→ OBJECTIVE
Find the string "detached" and gather every line that holds it.

Start of DATASET EXTRACT

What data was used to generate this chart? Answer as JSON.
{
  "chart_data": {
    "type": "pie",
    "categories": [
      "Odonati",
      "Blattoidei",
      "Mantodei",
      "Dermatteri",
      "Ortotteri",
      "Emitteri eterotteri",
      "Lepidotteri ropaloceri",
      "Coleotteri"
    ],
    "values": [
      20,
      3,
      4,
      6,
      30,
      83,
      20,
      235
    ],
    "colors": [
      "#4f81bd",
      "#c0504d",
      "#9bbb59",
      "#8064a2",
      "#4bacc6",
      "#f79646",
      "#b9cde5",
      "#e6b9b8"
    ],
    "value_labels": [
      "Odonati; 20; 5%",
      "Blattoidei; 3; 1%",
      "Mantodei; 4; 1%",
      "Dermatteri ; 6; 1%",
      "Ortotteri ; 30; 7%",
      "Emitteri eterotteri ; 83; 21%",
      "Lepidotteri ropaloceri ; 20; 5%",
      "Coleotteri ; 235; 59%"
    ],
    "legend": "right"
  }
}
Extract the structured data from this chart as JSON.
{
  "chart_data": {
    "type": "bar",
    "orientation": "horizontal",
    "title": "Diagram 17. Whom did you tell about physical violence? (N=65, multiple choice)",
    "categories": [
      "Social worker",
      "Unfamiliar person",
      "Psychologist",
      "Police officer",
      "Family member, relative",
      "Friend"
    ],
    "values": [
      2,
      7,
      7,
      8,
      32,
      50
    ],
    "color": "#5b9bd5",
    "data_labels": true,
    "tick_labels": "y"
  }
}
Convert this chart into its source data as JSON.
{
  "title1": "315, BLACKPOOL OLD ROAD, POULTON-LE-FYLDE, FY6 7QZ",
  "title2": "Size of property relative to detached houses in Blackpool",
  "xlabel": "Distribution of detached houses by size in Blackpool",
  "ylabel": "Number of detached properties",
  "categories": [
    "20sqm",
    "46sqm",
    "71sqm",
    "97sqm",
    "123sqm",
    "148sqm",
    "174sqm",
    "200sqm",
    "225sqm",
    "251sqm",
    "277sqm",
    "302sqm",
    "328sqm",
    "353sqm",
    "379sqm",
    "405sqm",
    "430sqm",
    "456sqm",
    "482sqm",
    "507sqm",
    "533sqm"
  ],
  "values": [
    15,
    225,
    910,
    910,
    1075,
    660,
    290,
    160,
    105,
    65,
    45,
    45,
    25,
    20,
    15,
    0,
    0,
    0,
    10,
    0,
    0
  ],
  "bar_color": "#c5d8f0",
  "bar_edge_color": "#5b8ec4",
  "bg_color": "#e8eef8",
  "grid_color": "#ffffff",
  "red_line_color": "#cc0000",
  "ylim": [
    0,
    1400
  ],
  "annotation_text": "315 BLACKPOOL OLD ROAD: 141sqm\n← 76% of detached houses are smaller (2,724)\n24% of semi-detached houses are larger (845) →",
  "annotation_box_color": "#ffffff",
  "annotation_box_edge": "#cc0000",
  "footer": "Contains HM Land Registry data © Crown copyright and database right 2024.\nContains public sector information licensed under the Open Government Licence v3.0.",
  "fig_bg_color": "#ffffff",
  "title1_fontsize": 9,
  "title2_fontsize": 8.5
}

End of DATASET EXTRACT

→ FINISHED EXERCISE
  "title2": "Size of property relative to detached houses in Blackpool",
  "xlabel": "Distribution of detached houses by size in Blackpool",
  "ylabel": "Number of detached properties",
  "annotation_text": "315 BLACKPOOL OLD ROAD: 141sqm\n← 76% of detached houses are smaller (2,724)\n24% of semi-detached houses are larger (845) →",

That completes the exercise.